• WRITTEN EXERCISE
Find each line holding "amplitude" and copy it out.

** START OF EXERCISE INPUTS **

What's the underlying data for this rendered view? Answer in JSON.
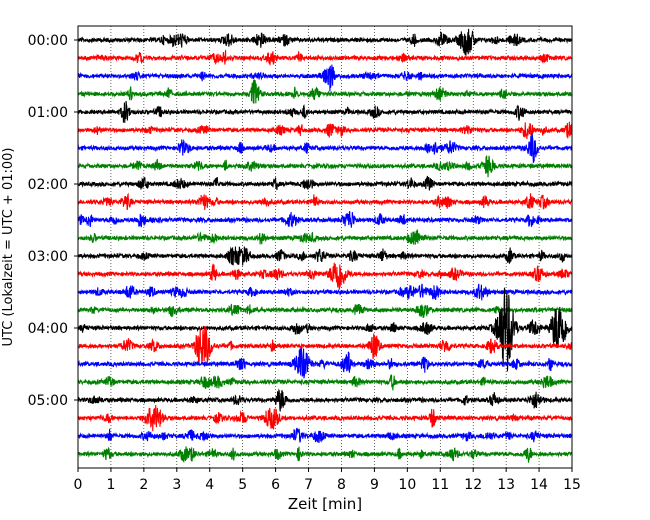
{
  "chart_data": {
    "type": "line",
    "plot_kind": "helicorder",
    "xlabel": "Zeit  [min]",
    "ylabel": "UTC (Lokalzeit = UTC + 01:00)",
    "x_ticks": [
      "0",
      "1",
      "2",
      "3",
      "4",
      "5",
      "6",
      "7",
      "8",
      "9",
      "10",
      "11",
      "12",
      "13",
      "14",
      "15"
    ],
    "xlim": [
      0,
      15
    ],
    "y_tick_labels": [
      "00:00",
      "01:00",
      "02:00",
      "03:00",
      "04:00",
      "05:00"
    ],
    "trace_interval_min": 15,
    "trace_count": 24,
    "color_cycle": [
      "#000000",
      "#ff0000",
      "#0000ff",
      "#008000"
    ],
    "vertical_grid": "dotted",
    "events": [
      {
        "trace": 16,
        "minute": 13.0,
        "amplitude": 3.5
      },
      {
        "trace": 16,
        "minute": 14.6,
        "amplitude": 2.0
      },
      {
        "trace": 17,
        "minute": 3.8,
        "amplitude": 1.7
      },
      {
        "trace": 13,
        "minute": 7.9,
        "amplitude": 1.3
      },
      {
        "trace": 18,
        "minute": 6.8,
        "amplitude": 1.2
      },
      {
        "trace": 0,
        "minute": 11.8,
        "amplitude": 1.1
      },
      {
        "trace": 21,
        "minute": 2.3,
        "amplitude": 1.2
      }
    ]
  }
}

** END OF EXERCISE INPUTS **

• RESULT FOR THIS EXERCISE
        "amplitude": 3.5
        "amplitude": 2.0
        "amplitude": 1.7
        "amplitude": 1.3
        "amplitude": 1.2
        "amplitude": 1.1
        "amplitude": 1.2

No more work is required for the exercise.